Exercise instructions ->
Skip the images and copy each record exactly as written.

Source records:
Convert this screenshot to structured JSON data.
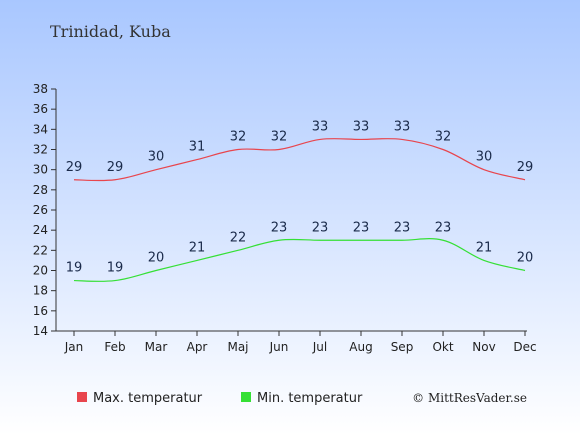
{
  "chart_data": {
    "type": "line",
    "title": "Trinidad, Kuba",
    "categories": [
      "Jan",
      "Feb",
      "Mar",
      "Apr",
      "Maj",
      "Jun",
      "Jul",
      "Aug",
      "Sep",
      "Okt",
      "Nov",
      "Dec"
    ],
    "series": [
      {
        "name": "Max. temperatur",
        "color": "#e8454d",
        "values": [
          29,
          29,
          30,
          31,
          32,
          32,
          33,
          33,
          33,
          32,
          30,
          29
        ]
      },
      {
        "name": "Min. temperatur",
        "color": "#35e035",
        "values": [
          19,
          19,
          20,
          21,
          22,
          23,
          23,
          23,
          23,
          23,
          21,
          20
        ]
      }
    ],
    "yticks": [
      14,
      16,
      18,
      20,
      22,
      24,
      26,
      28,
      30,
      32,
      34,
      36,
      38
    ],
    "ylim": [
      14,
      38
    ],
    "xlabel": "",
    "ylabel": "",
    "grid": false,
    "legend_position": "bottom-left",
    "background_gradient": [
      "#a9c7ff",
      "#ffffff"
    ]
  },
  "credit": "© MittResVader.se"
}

Task answer ->
Convert this screenshot to structured JSON data.
{
  "chart_data": {
    "type": "line",
    "title": "Trinidad, Kuba",
    "categories": [
      "Jan",
      "Feb",
      "Mar",
      "Apr",
      "Maj",
      "Jun",
      "Jul",
      "Aug",
      "Sep",
      "Okt",
      "Nov",
      "Dec"
    ],
    "series": [
      {
        "name": "Max. temperatur",
        "color": "#e8454d",
        "values": [
          29,
          29,
          30,
          31,
          32,
          32,
          33,
          33,
          33,
          32,
          30,
          29
        ]
      },
      {
        "name": "Min. temperatur",
        "color": "#35e035",
        "values": [
          19,
          19,
          20,
          21,
          22,
          23,
          23,
          23,
          23,
          23,
          21,
          20
        ]
      }
    ],
    "yticks": [
      14,
      16,
      18,
      20,
      22,
      24,
      26,
      28,
      30,
      32,
      34,
      36,
      38
    ],
    "ylim": [
      14,
      38
    ],
    "xlabel": "",
    "ylabel": "",
    "grid": false,
    "legend_position": "bottom-left",
    "background_gradient": [
      "#a9c7ff",
      "#ffffff"
    ]
  },
  "credit": "© MittResVader.se"
}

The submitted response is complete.